Material for this exercise:
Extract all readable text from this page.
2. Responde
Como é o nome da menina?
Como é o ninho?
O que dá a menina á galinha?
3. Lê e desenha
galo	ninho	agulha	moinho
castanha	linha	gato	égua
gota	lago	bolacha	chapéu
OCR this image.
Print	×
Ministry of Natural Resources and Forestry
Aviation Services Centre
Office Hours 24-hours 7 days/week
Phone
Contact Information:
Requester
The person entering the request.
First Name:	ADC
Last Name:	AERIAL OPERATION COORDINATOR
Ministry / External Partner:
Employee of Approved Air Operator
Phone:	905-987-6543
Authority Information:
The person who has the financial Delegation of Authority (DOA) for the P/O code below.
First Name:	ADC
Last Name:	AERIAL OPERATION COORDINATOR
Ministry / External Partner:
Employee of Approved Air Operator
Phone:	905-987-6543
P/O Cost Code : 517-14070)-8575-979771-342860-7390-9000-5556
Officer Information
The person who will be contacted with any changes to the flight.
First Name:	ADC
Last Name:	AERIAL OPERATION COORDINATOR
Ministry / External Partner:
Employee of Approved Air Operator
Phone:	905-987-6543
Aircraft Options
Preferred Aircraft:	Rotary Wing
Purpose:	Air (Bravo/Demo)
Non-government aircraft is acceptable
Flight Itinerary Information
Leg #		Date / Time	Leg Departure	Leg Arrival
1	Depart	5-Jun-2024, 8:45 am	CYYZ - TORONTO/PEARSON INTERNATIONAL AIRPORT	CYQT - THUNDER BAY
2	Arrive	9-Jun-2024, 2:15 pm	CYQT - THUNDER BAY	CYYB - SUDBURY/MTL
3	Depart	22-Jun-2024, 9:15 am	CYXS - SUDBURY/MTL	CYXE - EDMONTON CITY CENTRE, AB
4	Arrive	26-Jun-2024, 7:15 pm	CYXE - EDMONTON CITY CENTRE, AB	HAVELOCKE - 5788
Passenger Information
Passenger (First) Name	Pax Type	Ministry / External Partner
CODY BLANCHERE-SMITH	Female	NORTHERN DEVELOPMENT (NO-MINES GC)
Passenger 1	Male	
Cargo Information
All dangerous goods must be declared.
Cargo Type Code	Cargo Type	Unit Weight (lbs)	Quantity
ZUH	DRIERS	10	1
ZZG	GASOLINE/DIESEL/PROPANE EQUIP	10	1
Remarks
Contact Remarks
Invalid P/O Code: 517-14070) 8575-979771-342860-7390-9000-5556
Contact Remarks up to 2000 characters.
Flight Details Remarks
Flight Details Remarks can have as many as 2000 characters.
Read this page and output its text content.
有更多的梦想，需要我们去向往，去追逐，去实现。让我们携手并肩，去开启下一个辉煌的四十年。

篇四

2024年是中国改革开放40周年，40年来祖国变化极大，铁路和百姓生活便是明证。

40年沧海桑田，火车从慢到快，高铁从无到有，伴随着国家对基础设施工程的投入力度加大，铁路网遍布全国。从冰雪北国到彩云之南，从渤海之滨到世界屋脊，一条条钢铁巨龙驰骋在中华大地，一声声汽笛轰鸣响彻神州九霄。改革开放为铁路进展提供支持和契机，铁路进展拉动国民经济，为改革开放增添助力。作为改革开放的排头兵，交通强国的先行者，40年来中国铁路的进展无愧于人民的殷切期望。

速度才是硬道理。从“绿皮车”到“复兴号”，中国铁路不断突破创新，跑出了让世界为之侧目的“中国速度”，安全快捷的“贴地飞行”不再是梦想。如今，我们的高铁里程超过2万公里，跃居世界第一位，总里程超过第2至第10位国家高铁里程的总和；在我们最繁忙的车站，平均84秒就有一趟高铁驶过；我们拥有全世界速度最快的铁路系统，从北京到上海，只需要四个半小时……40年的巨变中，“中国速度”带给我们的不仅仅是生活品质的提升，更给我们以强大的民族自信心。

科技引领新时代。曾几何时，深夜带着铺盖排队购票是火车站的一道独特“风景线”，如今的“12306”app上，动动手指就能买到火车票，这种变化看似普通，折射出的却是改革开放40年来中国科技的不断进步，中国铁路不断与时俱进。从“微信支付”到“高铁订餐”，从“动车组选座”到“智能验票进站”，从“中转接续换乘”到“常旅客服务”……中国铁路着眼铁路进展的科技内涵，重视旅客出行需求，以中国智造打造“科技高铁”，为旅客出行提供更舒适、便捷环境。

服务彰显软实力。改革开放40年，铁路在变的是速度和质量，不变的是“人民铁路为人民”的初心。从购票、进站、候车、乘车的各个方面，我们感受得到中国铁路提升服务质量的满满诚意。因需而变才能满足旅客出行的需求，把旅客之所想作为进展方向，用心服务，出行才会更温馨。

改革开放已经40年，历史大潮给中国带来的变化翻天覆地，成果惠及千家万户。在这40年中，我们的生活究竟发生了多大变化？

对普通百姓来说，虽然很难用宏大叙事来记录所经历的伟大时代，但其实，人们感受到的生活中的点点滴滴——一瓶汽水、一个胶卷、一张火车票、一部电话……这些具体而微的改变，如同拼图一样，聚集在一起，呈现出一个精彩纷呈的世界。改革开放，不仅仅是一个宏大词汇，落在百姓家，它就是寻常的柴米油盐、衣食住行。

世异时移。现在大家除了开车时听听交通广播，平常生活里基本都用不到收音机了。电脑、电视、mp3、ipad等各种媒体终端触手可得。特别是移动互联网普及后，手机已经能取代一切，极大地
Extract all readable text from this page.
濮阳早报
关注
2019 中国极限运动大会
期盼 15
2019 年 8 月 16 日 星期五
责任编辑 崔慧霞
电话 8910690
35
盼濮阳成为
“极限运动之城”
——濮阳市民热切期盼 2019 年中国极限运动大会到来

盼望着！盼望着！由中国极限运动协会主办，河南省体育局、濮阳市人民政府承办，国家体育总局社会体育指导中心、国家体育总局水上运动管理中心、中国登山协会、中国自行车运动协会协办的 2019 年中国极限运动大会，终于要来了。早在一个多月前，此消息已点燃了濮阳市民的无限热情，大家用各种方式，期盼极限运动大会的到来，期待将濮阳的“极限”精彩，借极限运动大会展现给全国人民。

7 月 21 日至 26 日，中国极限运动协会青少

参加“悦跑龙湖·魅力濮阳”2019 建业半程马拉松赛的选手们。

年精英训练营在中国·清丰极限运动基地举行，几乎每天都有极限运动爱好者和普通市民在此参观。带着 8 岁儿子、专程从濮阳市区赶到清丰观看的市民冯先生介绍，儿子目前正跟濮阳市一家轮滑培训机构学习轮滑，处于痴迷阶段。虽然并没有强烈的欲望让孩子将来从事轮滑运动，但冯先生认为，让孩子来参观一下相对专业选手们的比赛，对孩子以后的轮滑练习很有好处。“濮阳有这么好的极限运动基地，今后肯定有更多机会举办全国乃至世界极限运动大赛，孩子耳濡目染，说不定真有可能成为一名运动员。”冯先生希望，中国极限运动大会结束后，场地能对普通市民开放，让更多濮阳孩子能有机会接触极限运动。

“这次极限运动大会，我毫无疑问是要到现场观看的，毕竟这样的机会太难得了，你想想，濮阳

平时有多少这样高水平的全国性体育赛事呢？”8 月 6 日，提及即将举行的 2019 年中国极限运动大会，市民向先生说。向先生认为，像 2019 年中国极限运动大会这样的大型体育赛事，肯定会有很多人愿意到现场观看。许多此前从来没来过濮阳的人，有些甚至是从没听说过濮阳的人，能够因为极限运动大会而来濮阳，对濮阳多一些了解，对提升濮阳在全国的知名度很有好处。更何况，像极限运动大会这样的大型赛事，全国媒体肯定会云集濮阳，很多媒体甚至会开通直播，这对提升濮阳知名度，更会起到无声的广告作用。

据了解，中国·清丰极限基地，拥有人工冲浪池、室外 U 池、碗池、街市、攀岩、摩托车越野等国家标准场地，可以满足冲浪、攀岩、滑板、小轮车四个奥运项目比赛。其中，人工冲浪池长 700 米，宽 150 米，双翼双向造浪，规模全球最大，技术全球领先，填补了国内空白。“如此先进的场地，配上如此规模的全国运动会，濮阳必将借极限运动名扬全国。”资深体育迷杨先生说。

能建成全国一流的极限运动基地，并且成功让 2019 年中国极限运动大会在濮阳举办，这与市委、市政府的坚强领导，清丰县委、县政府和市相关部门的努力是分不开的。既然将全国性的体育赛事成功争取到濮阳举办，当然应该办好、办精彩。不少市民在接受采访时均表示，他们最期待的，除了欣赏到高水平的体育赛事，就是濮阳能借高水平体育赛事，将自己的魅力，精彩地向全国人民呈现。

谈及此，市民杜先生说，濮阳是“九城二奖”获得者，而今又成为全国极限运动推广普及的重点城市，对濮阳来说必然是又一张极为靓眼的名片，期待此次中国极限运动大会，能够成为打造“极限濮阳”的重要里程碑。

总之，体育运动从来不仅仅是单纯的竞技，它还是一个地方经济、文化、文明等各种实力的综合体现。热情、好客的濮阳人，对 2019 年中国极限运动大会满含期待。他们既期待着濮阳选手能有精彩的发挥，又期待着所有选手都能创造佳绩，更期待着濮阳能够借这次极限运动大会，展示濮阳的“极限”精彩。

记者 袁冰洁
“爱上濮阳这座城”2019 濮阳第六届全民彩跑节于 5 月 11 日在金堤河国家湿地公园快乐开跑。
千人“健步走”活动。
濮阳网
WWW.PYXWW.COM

Exercise prompt: Go over the entries above and say how many lines hold the string "CITY", with no other text.

Exercise answer: 2